Stored entries
-- Start --

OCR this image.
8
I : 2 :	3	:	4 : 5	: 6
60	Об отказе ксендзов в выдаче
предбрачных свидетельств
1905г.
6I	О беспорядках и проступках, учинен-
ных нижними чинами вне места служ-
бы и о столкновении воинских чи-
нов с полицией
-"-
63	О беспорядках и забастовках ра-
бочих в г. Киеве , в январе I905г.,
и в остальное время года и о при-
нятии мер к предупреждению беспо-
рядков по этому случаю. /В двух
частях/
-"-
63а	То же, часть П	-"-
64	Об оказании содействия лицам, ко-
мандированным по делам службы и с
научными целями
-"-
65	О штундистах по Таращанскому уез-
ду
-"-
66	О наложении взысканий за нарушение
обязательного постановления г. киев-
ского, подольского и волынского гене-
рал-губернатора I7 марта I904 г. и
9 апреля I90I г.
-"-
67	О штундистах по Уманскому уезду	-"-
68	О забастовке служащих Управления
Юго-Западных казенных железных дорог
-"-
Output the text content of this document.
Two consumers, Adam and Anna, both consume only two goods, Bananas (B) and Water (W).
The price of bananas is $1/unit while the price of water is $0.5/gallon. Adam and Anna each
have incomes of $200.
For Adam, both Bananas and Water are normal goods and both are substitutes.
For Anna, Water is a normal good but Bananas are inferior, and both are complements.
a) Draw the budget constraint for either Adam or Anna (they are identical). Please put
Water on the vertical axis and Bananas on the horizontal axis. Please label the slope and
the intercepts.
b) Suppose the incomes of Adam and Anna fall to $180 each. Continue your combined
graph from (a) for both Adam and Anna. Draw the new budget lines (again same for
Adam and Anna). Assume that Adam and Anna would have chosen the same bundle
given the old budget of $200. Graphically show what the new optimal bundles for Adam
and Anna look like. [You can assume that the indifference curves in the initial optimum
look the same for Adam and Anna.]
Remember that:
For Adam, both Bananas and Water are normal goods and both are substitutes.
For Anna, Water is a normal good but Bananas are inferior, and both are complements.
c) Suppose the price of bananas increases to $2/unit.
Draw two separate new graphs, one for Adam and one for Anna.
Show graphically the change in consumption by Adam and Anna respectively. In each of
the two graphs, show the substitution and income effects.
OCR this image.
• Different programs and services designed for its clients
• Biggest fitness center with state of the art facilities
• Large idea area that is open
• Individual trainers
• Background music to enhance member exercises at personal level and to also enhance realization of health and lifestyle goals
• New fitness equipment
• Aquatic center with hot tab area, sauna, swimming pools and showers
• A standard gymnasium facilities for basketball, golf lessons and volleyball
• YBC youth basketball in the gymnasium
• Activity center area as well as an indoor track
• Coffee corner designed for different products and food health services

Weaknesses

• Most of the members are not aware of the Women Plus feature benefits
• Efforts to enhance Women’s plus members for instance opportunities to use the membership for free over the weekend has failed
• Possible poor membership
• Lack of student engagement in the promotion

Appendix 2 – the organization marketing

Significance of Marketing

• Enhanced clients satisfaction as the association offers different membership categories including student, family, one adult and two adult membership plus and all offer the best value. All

-- End --

▶ [Prompt] Exactly reproduce every record.

▶ [Exercise answer]
OCR this image.
8
I : 2 :	3	:	4 : 5	: 6
60	Об отказе ксендзов в выдаче
предбрачных свидетельств
1905г.
6I	О беспорядках и проступках, учинен-
ных нижними чинами вне места служ-
бы и о столкновении воинских чи-
нов с полицией
-"-
63	О беспорядках и забастовках ра-
бочих в г. Киеве , в январе I905г.,
и в остальное время года и о при-
нятии мер к предупреждению беспо-
рядков по этому случаю. /В двух
частях/
-"-
63а	То же, часть П	-"-
64	Об оказании содействия лицам, ко-
мандированным по делам службы и с
научными целями
-"-
65	О штундистах по Таращанскому уез-
ду
-"-
66	О наложении взысканий за нарушение
обязательного постановления г. киев-
ского, подольского и волынского гене-
рал-губернатора I7 марта I904 г. и
9 апреля I90I г.
-"-
67	О штундистах по Уманскому уезду	-"-
68	О забастовке служащих Управления
Юго-Западных казенных железных дорог
-"-
Output the text content of this document.
Two consumers, Adam and Anna, both consume only two goods, Bananas (B) and Water (W).
The price of bananas is $1/unit while the price of water is $0.5/gallon. Adam and Anna each
have incomes of $200.
For Adam, both Bananas and Water are normal goods and both are substitutes.
For Anna, Water is a normal good but Bananas are inferior, and both are complements.
a) Draw the budget constraint for either Adam or Anna (they are identical). Please put
Water on the vertical axis and Bananas on the horizontal axis. Please label the slope and
the intercepts.
b) Suppose the incomes of Adam and Anna fall to $180 each. Continue your combined
graph from (a) for both Adam and Anna. Draw the new budget lines (again same for
Adam and Anna). Assume that Adam and Anna would have chosen the same bundle
given the old budget of $200. Graphically show what the new optimal bundles for Adam
and Anna look like. [You can assume that the indifference curves in the initial optimum
look the same for Adam and Anna.]
Remember that:
For Adam, both Bananas and Water are normal goods and both are substitutes.
For Anna, Water is a normal good but Bananas are inferior, and both are complements.
c) Suppose the price of bananas increases to $2/unit.
Draw two separate new graphs, one for Adam and one for Anna.
Show graphically the change in consumption by Adam and Anna respectively. In each of
the two graphs, show the substitution and income effects.
OCR this image.
• Different programs and services designed for its clients
• Biggest fitness center with state of the art facilities
• Large idea area that is open
• Individual trainers
• Background music to enhance member exercises at personal level and to also enhance realization of health and lifestyle goals
• New fitness equipment
• Aquatic center with hot tab area, sauna, swimming pools and showers
• A standard gymnasium facilities for basketball, golf lessons and volleyball
• YBC youth basketball in the gymnasium
• Activity center area as well as an indoor track
• Coffee corner designed for different products and food health services

Weaknesses

• Most of the members are not aware of the Women Plus feature benefits
• Efforts to enhance Women’s plus members for instance opportunities to use the membership for free over the weekend has failed
• Possible poor membership
• Lack of student engagement in the promotion

Appendix 2 – the organization marketing

Significance of Marketing

• Enhanced clients satisfaction as the association offers different membership categories including student, family, one adult and two adult membership plus and all offer the best value. All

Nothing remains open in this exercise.